Exercise instructions: Count the lines below that contain the word "this", and give only that number.

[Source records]
-.-.-

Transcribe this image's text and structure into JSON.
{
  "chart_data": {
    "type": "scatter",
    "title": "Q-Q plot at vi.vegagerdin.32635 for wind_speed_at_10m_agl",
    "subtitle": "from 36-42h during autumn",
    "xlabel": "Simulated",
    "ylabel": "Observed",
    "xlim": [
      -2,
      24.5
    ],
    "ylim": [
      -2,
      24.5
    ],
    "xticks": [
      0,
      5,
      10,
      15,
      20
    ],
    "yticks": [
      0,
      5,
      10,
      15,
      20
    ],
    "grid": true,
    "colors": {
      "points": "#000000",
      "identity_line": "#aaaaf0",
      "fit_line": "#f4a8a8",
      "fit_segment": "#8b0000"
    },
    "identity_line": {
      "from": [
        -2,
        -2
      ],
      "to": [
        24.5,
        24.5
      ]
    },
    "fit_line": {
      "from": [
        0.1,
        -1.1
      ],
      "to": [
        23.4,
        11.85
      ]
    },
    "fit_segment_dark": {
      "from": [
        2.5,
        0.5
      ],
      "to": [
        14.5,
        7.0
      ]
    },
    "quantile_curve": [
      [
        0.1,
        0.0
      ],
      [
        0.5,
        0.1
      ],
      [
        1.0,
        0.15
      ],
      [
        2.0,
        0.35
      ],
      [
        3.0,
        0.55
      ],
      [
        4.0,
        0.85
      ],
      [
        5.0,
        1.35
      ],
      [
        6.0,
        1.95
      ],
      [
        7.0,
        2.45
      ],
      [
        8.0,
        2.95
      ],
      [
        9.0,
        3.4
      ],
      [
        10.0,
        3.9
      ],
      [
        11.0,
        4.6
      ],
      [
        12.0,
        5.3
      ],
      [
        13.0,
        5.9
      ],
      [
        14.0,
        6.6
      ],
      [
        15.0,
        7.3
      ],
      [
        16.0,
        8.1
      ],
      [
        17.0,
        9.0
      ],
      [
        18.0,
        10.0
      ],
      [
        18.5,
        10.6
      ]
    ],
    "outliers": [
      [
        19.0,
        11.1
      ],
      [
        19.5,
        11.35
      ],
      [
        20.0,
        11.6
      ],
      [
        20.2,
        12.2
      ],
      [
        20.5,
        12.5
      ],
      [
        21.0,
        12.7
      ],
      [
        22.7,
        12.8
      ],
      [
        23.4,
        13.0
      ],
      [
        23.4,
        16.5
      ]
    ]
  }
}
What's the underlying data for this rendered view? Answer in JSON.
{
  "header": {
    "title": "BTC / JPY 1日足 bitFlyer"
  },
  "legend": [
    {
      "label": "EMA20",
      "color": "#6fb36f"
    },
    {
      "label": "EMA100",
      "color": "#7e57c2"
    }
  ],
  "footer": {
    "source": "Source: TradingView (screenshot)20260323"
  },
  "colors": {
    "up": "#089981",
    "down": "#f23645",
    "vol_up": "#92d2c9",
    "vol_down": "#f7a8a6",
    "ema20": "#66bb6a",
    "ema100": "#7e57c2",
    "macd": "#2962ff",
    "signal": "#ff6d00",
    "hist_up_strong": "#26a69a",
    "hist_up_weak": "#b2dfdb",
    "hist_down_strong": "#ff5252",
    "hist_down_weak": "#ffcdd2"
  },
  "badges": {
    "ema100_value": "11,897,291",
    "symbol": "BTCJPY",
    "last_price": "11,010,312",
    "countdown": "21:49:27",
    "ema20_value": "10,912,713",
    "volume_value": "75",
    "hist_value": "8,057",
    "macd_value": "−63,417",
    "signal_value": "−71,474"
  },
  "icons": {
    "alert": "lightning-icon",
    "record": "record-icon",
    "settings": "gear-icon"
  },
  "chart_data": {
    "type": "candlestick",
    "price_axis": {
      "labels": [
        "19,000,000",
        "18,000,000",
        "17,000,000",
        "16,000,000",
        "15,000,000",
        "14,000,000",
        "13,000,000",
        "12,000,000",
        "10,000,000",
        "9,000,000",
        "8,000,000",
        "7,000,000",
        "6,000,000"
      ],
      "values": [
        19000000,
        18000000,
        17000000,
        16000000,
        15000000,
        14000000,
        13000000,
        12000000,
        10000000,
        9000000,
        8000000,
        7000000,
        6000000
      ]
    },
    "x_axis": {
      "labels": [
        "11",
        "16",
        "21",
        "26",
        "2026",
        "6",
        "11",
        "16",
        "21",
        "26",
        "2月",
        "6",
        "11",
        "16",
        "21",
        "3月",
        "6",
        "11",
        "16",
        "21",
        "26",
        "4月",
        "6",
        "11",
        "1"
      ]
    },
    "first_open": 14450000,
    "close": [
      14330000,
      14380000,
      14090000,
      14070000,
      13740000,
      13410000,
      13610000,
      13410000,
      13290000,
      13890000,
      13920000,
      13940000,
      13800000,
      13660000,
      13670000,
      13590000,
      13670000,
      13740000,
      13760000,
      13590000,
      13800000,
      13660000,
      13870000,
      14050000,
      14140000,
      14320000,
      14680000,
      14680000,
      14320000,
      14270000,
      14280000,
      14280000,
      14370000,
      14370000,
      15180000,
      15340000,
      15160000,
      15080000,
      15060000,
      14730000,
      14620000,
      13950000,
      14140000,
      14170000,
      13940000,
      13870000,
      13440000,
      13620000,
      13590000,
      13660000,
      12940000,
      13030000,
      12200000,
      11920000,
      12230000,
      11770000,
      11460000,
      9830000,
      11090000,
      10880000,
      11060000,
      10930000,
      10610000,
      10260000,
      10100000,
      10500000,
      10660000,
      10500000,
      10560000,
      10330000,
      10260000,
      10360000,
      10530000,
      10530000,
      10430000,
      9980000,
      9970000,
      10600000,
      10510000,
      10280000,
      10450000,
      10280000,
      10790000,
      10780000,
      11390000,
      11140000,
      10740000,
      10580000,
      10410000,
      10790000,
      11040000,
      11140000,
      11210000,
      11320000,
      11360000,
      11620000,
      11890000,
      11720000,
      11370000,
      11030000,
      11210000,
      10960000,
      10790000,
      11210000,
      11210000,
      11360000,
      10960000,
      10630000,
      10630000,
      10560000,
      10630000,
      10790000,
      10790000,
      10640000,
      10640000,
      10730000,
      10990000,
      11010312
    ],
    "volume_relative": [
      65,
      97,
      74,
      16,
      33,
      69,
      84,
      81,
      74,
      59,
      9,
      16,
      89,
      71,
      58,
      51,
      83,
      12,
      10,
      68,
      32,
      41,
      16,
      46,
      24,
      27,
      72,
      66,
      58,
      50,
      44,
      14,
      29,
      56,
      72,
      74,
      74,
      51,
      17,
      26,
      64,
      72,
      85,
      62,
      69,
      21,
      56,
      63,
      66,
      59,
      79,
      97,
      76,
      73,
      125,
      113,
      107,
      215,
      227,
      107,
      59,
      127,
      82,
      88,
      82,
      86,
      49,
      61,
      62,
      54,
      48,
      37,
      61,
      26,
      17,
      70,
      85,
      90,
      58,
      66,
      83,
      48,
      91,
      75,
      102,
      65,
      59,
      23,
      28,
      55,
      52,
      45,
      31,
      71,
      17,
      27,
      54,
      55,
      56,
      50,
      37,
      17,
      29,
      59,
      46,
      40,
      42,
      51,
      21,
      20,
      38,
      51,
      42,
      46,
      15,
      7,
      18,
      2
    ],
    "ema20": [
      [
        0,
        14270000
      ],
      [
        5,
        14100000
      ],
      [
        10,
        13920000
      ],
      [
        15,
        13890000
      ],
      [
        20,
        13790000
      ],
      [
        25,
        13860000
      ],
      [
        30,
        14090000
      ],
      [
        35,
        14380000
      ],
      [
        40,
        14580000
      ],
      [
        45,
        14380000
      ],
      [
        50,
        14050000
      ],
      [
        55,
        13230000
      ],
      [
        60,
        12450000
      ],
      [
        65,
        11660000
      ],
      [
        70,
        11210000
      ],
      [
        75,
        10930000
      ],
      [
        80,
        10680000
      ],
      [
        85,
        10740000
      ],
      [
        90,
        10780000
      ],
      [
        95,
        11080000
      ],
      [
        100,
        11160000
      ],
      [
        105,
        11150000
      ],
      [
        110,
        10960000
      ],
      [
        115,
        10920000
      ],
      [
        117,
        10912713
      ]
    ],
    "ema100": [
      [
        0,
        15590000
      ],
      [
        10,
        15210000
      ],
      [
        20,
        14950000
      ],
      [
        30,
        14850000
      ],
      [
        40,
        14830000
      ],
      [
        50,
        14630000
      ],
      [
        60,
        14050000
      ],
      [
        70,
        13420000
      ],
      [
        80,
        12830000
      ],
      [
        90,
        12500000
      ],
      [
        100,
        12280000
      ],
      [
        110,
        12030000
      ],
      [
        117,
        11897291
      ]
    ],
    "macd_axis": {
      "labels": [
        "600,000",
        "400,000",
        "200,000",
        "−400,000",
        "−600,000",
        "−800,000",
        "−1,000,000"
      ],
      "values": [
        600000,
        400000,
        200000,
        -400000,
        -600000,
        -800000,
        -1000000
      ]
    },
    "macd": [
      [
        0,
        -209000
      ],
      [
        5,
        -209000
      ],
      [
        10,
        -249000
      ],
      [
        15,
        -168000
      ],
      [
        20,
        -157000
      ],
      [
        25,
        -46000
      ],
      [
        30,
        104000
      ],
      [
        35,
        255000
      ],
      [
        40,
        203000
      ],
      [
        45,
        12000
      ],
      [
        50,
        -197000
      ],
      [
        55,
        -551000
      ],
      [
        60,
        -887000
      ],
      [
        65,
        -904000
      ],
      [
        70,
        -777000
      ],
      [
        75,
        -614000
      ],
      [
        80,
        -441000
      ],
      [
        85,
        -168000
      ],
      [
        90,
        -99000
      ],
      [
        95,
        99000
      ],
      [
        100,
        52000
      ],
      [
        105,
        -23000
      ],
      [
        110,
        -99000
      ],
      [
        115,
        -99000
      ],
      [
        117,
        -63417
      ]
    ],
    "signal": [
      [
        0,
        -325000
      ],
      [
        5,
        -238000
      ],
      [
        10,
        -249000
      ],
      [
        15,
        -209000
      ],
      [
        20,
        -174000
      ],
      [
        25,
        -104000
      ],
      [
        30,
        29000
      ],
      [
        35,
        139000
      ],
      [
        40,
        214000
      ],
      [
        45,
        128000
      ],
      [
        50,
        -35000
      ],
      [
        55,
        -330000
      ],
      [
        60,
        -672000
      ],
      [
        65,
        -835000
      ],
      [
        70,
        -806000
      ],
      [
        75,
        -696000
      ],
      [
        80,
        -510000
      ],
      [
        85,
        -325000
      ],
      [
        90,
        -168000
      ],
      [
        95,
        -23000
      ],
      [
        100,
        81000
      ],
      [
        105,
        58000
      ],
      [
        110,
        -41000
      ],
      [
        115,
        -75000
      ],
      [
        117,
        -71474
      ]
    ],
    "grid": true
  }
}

-.-.-

Written solution: 2